■ Goal: Each entry below should be echoed exactly, with pictures omitted.

■ Dataset entries on figures:
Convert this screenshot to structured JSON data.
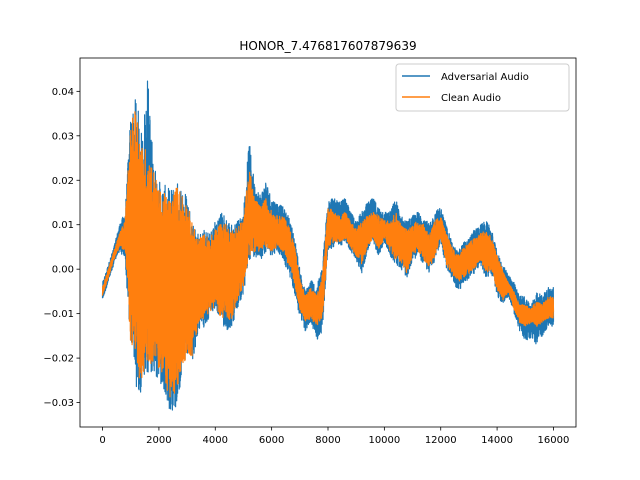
{
  "chart_data": {
    "type": "line",
    "title": "HONOR_7.476817607879639",
    "xlabel": "",
    "ylabel": "",
    "xlim": [
      -800,
      16800
    ],
    "ylim": [
      -0.0355,
      0.0475
    ],
    "xticks": [
      0,
      2000,
      4000,
      6000,
      8000,
      10000,
      12000,
      14000,
      16000
    ],
    "xtick_labels": [
      "0",
      "2000",
      "4000",
      "6000",
      "8000",
      "10000",
      "12000",
      "14000",
      "16000"
    ],
    "yticks": [
      -0.03,
      -0.02,
      -0.01,
      0.0,
      0.01,
      0.02,
      0.03,
      0.04
    ],
    "ytick_labels": [
      "−0.03",
      "−0.02",
      "−0.01",
      "0.00",
      "0.01",
      "0.02",
      "0.03",
      "0.04"
    ],
    "grid": false,
    "legend_position": "upper right",
    "series": [
      {
        "name": "Adversarial Audio",
        "color": "#1f77b4",
        "envelope": {
          "x": [
            0,
            200,
            400,
            600,
            800,
            1000,
            1200,
            1400,
            1600,
            1800,
            2000,
            2200,
            2400,
            2600,
            2800,
            3000,
            3200,
            3400,
            3600,
            3800,
            4000,
            4200,
            4400,
            4600,
            4800,
            5000,
            5200,
            5400,
            5600,
            5800,
            6000,
            6200,
            6400,
            6600,
            6800,
            7000,
            7200,
            7400,
            7600,
            7800,
            8000,
            8200,
            8400,
            8600,
            8800,
            9000,
            9200,
            9400,
            9600,
            9800,
            10000,
            10200,
            10400,
            10600,
            10800,
            11000,
            11200,
            11400,
            11600,
            11800,
            12000,
            12200,
            12400,
            12600,
            12800,
            13000,
            13200,
            13400,
            13600,
            13800,
            14000,
            14200,
            14400,
            14600,
            14800,
            15000,
            15200,
            15400,
            15600,
            15800,
            16000
          ],
          "low": [
            -0.007,
            -0.003,
            0.001,
            0.004,
            0.002,
            -0.018,
            -0.027,
            -0.028,
            -0.025,
            -0.023,
            -0.026,
            -0.029,
            -0.032,
            -0.032,
            -0.025,
            -0.02,
            -0.021,
            -0.014,
            -0.013,
            -0.011,
            -0.009,
            -0.012,
            -0.014,
            -0.013,
            -0.009,
            -0.006,
            0.002,
            0.003,
            0.002,
            0.004,
            0.003,
            0.004,
            0.002,
            -0.001,
            -0.005,
            -0.011,
            -0.014,
            -0.012,
            -0.016,
            -0.014,
            0.004,
            0.005,
            0.005,
            0.006,
            0.004,
            0.002,
            -0.001,
            0.004,
            0.006,
            0.003,
            0.006,
            0.003,
            0.001,
            0.0,
            -0.002,
            0.002,
            0.003,
            0.001,
            -0.001,
            0.002,
            0.006,
            0.0,
            -0.002,
            -0.005,
            -0.004,
            -0.002,
            -0.001,
            0.001,
            -0.002,
            -0.001,
            -0.006,
            -0.008,
            -0.006,
            -0.01,
            -0.014,
            -0.016,
            -0.016,
            -0.017,
            -0.015,
            -0.013,
            -0.013
          ],
          "high": [
            -0.003,
            0.001,
            0.005,
            0.01,
            0.013,
            0.035,
            0.039,
            0.03,
            0.044,
            0.025,
            0.02,
            0.019,
            0.018,
            0.02,
            0.019,
            0.017,
            0.011,
            0.008,
            0.009,
            0.008,
            0.011,
            0.013,
            0.012,
            0.01,
            0.011,
            0.013,
            0.029,
            0.019,
            0.017,
            0.02,
            0.016,
            0.015,
            0.014,
            0.012,
            0.008,
            0.0,
            -0.005,
            -0.002,
            -0.004,
            0.001,
            0.017,
            0.016,
            0.015,
            0.016,
            0.013,
            0.011,
            0.013,
            0.015,
            0.016,
            0.014,
            0.013,
            0.013,
            0.016,
            0.012,
            0.011,
            0.012,
            0.013,
            0.012,
            0.01,
            0.013,
            0.014,
            0.01,
            0.006,
            0.004,
            0.006,
            0.007,
            0.009,
            0.01,
            0.011,
            0.009,
            0.004,
            0.001,
            -0.001,
            -0.003,
            -0.006,
            -0.006,
            -0.008,
            -0.005,
            -0.006,
            -0.004,
            -0.004
          ]
        }
      },
      {
        "name": "Clean Audio",
        "color": "#ff7f0e",
        "envelope": {
          "x": [
            0,
            200,
            400,
            600,
            800,
            1000,
            1200,
            1400,
            1600,
            1800,
            2000,
            2200,
            2400,
            2600,
            2800,
            3000,
            3200,
            3400,
            3600,
            3800,
            4000,
            4200,
            4400,
            4600,
            4800,
            5000,
            5200,
            5400,
            5600,
            5800,
            6000,
            6200,
            6400,
            6600,
            6800,
            7000,
            7200,
            7400,
            7600,
            7800,
            8000,
            8200,
            8400,
            8600,
            8800,
            9000,
            9200,
            9400,
            9600,
            9800,
            10000,
            10200,
            10400,
            10600,
            10800,
            11000,
            11200,
            11400,
            11600,
            11800,
            12000,
            12200,
            12400,
            12600,
            12800,
            13000,
            13200,
            13400,
            13600,
            13800,
            14000,
            14200,
            14400,
            14600,
            14800,
            15000,
            15200,
            15400,
            15600,
            15800,
            16000
          ],
          "low": [
            -0.006,
            -0.002,
            0.002,
            0.005,
            0.004,
            -0.017,
            -0.025,
            -0.026,
            -0.022,
            -0.021,
            -0.023,
            -0.025,
            -0.03,
            -0.029,
            -0.023,
            -0.019,
            -0.02,
            -0.012,
            -0.011,
            -0.01,
            -0.008,
            -0.011,
            -0.012,
            -0.011,
            -0.007,
            -0.004,
            0.003,
            0.004,
            0.004,
            0.005,
            0.004,
            0.005,
            0.004,
            0.001,
            -0.003,
            -0.009,
            -0.012,
            -0.011,
            -0.013,
            -0.011,
            0.005,
            0.006,
            0.006,
            0.007,
            0.005,
            0.003,
            0.001,
            0.005,
            0.007,
            0.004,
            0.007,
            0.004,
            0.002,
            0.001,
            -0.001,
            0.003,
            0.004,
            0.002,
            0.0,
            0.003,
            0.007,
            0.001,
            -0.001,
            -0.003,
            -0.002,
            -0.001,
            0.0,
            0.002,
            -0.001,
            0.0,
            -0.005,
            -0.007,
            -0.005,
            -0.009,
            -0.012,
            -0.013,
            -0.012,
            -0.013,
            -0.012,
            -0.011,
            -0.011
          ],
          "high": [
            -0.004,
            0.0,
            0.004,
            0.008,
            0.011,
            0.032,
            0.038,
            0.028,
            0.027,
            0.023,
            0.018,
            0.017,
            0.016,
            0.019,
            0.018,
            0.015,
            0.01,
            0.007,
            0.008,
            0.007,
            0.009,
            0.011,
            0.01,
            0.009,
            0.01,
            0.011,
            0.023,
            0.016,
            0.014,
            0.016,
            0.013,
            0.012,
            0.012,
            0.01,
            0.006,
            -0.002,
            -0.006,
            -0.004,
            -0.006,
            -0.001,
            0.014,
            0.013,
            0.012,
            0.013,
            0.011,
            0.009,
            0.011,
            0.012,
            0.013,
            0.012,
            0.011,
            0.011,
            0.013,
            0.01,
            0.009,
            0.01,
            0.011,
            0.01,
            0.008,
            0.011,
            0.012,
            0.008,
            0.005,
            0.003,
            0.005,
            0.006,
            0.007,
            0.008,
            0.009,
            0.007,
            0.003,
            0.0,
            -0.003,
            -0.005,
            -0.008,
            -0.008,
            -0.009,
            -0.007,
            -0.008,
            -0.006,
            -0.006
          ]
        }
      }
    ]
  }
}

■ Correct response:
Convert this screenshot to structured JSON data.
{
  "chart_data": {
    "type": "line",
    "title": "HONOR_7.476817607879639",
    "xlabel": "",
    "ylabel": "",
    "xlim": [
      -800,
      16800
    ],
    "ylim": [
      -0.0355,
      0.0475
    ],
    "xticks": [
      0,
      2000,
      4000,
      6000,
      8000,
      10000,
      12000,
      14000,
      16000
    ],
    "xtick_labels": [
      "0",
      "2000",
      "4000",
      "6000",
      "8000",
      "10000",
      "12000",
      "14000",
      "16000"
    ],
    "yticks": [
      -0.03,
      -0.02,
      -0.01,
      0.0,
      0.01,
      0.02,
      0.03,
      0.04
    ],
    "ytick_labels": [
      "−0.03",
      "−0.02",
      "−0.01",
      "0.00",
      "0.01",
      "0.02",
      "0.03",
      "0.04"
    ],
    "grid": false,
    "legend_position": "upper right",
    "series": [
      {
        "name": "Adversarial Audio",
        "color": "#1f77b4",
        "envelope": {
          "x": [
            0,
            200,
            400,
            600,
            800,
            1000,
            1200,
            1400,
            1600,
            1800,
            2000,
            2200,
            2400,
            2600,
            2800,
            3000,
            3200,
            3400,
            3600,
            3800,
            4000,
            4200,
            4400,
            4600,
            4800,
            5000,
            5200,
            5400,
            5600,
            5800,
            6000,
            6200,
            6400,
            6600,
            6800,
            7000,
            7200,
            7400,
            7600,
            7800,
            8000,
            8200,
            8400,
            8600,
            8800,
            9000,
            9200,
            9400,
            9600,
            9800,
            10000,
            10200,
            10400,
            10600,
            10800,
            11000,
            11200,
            11400,
            11600,
            11800,
            12000,
            12200,
            12400,
            12600,
            12800,
            13000,
            13200,
            13400,
            13600,
            13800,
            14000,
            14200,
            14400,
            14600,
            14800,
            15000,
            15200,
            15400,
            15600,
            15800,
            16000
          ],
          "low": [
            -0.007,
            -0.003,
            0.001,
            0.004,
            0.002,
            -0.018,
            -0.027,
            -0.028,
            -0.025,
            -0.023,
            -0.026,
            -0.029,
            -0.032,
            -0.032,
            -0.025,
            -0.02,
            -0.021,
            -0.014,
            -0.013,
            -0.011,
            -0.009,
            -0.012,
            -0.014,
            -0.013,
            -0.009,
            -0.006,
            0.002,
            0.003,
            0.002,
            0.004,
            0.003,
            0.004,
            0.002,
            -0.001,
            -0.005,
            -0.011,
            -0.014,
            -0.012,
            -0.016,
            -0.014,
            0.004,
            0.005,
            0.005,
            0.006,
            0.004,
            0.002,
            -0.001,
            0.004,
            0.006,
            0.003,
            0.006,
            0.003,
            0.001,
            0.0,
            -0.002,
            0.002,
            0.003,
            0.001,
            -0.001,
            0.002,
            0.006,
            0.0,
            -0.002,
            -0.005,
            -0.004,
            -0.002,
            -0.001,
            0.001,
            -0.002,
            -0.001,
            -0.006,
            -0.008,
            -0.006,
            -0.01,
            -0.014,
            -0.016,
            -0.016,
            -0.017,
            -0.015,
            -0.013,
            -0.013
          ],
          "high": [
            -0.003,
            0.001,
            0.005,
            0.01,
            0.013,
            0.035,
            0.039,
            0.03,
            0.044,
            0.025,
            0.02,
            0.019,
            0.018,
            0.02,
            0.019,
            0.017,
            0.011,
            0.008,
            0.009,
            0.008,
            0.011,
            0.013,
            0.012,
            0.01,
            0.011,
            0.013,
            0.029,
            0.019,
            0.017,
            0.02,
            0.016,
            0.015,
            0.014,
            0.012,
            0.008,
            0.0,
            -0.005,
            -0.002,
            -0.004,
            0.001,
            0.017,
            0.016,
            0.015,
            0.016,
            0.013,
            0.011,
            0.013,
            0.015,
            0.016,
            0.014,
            0.013,
            0.013,
            0.016,
            0.012,
            0.011,
            0.012,
            0.013,
            0.012,
            0.01,
            0.013,
            0.014,
            0.01,
            0.006,
            0.004,
            0.006,
            0.007,
            0.009,
            0.01,
            0.011,
            0.009,
            0.004,
            0.001,
            -0.001,
            -0.003,
            -0.006,
            -0.006,
            -0.008,
            -0.005,
            -0.006,
            -0.004,
            -0.004
          ]
        }
      },
      {
        "name": "Clean Audio",
        "color": "#ff7f0e",
        "envelope": {
          "x": [
            0,
            200,
            400,
            600,
            800,
            1000,
            1200,
            1400,
            1600,
            1800,
            2000,
            2200,
            2400,
            2600,
            2800,
            3000,
            3200,
            3400,
            3600,
            3800,
            4000,
            4200,
            4400,
            4600,
            4800,
            5000,
            5200,
            5400,
            5600,
            5800,
            6000,
            6200,
            6400,
            6600,
            6800,
            7000,
            7200,
            7400,
            7600,
            7800,
            8000,
            8200,
            8400,
            8600,
            8800,
            9000,
            9200,
            9400,
            9600,
            9800,
            10000,
            10200,
            10400,
            10600,
            10800,
            11000,
            11200,
            11400,
            11600,
            11800,
            12000,
            12200,
            12400,
            12600,
            12800,
            13000,
            13200,
            13400,
            13600,
            13800,
            14000,
            14200,
            14400,
            14600,
            14800,
            15000,
            15200,
            15400,
            15600,
            15800,
            16000
          ],
          "low": [
            -0.006,
            -0.002,
            0.002,
            0.005,
            0.004,
            -0.017,
            -0.025,
            -0.026,
            -0.022,
            -0.021,
            -0.023,
            -0.025,
            -0.03,
            -0.029,
            -0.023,
            -0.019,
            -0.02,
            -0.012,
            -0.011,
            -0.01,
            -0.008,
            -0.011,
            -0.012,
            -0.011,
            -0.007,
            -0.004,
            0.003,
            0.004,
            0.004,
            0.005,
            0.004,
            0.005,
            0.004,
            0.001,
            -0.003,
            -0.009,
            -0.012,
            -0.011,
            -0.013,
            -0.011,
            0.005,
            0.006,
            0.006,
            0.007,
            0.005,
            0.003,
            0.001,
            0.005,
            0.007,
            0.004,
            0.007,
            0.004,
            0.002,
            0.001,
            -0.001,
            0.003,
            0.004,
            0.002,
            0.0,
            0.003,
            0.007,
            0.001,
            -0.001,
            -0.003,
            -0.002,
            -0.001,
            0.0,
            0.002,
            -0.001,
            0.0,
            -0.005,
            -0.007,
            -0.005,
            -0.009,
            -0.012,
            -0.013,
            -0.012,
            -0.013,
            -0.012,
            -0.011,
            -0.011
          ],
          "high": [
            -0.004,
            0.0,
            0.004,
            0.008,
            0.011,
            0.032,
            0.038,
            0.028,
            0.027,
            0.023,
            0.018,
            0.017,
            0.016,
            0.019,
            0.018,
            0.015,
            0.01,
            0.007,
            0.008,
            0.007,
            0.009,
            0.011,
            0.01,
            0.009,
            0.01,
            0.011,
            0.023,
            0.016,
            0.014,
            0.016,
            0.013,
            0.012,
            0.012,
            0.01,
            0.006,
            -0.002,
            -0.006,
            -0.004,
            -0.006,
            -0.001,
            0.014,
            0.013,
            0.012,
            0.013,
            0.011,
            0.009,
            0.011,
            0.012,
            0.013,
            0.012,
            0.011,
            0.011,
            0.013,
            0.01,
            0.009,
            0.01,
            0.011,
            0.01,
            0.008,
            0.011,
            0.012,
            0.008,
            0.005,
            0.003,
            0.005,
            0.006,
            0.007,
            0.008,
            0.009,
            0.007,
            0.003,
            0.0,
            -0.003,
            -0.005,
            -0.008,
            -0.008,
            -0.009,
            -0.007,
            -0.008,
            -0.006,
            -0.006
          ]
        }
      }
    ]
  }
}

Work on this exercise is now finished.